[Stored data]
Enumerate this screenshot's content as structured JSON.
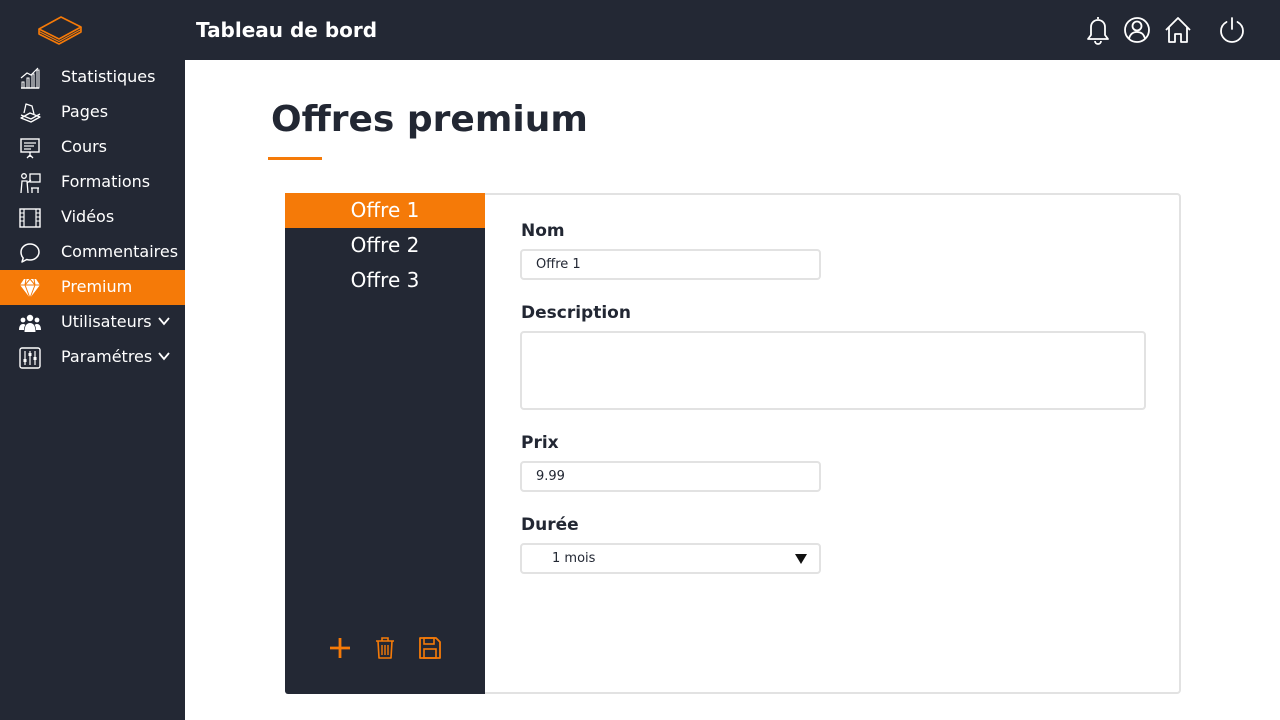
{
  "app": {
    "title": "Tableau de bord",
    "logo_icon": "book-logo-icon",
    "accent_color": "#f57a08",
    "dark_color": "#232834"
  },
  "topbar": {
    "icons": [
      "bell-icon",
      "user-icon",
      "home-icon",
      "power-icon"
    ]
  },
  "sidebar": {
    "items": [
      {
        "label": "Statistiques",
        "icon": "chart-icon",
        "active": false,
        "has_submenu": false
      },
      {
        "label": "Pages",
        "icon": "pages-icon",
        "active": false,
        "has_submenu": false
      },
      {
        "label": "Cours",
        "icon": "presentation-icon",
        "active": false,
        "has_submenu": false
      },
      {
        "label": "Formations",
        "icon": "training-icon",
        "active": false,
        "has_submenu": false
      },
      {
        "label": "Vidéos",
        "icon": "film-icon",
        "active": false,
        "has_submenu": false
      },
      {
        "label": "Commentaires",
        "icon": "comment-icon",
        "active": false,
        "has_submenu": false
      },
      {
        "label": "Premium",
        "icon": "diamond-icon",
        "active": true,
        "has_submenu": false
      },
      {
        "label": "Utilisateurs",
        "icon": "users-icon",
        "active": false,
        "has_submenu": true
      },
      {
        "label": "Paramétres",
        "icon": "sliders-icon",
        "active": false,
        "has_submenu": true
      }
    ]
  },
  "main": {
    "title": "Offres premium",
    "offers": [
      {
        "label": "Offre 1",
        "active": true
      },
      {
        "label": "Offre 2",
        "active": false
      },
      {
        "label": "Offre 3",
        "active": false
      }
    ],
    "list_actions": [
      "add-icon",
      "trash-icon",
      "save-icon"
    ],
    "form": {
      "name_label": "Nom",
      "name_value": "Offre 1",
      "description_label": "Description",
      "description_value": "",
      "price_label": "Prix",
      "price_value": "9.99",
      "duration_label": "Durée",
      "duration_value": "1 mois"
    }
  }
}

--

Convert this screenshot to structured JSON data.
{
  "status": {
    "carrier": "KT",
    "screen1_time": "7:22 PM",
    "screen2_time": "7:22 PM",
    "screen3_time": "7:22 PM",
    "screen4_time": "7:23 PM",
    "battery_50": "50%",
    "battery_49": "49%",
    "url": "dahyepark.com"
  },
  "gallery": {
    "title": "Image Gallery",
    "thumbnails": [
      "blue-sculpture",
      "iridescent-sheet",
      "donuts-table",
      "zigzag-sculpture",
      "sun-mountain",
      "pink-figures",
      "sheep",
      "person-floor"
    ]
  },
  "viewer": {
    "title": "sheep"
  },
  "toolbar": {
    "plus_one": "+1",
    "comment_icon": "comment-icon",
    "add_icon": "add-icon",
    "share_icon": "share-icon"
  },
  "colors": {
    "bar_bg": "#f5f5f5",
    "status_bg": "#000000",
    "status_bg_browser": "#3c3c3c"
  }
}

**Required task**
Answer with one number: how many lines in the listing hold "title".

**Output below**
4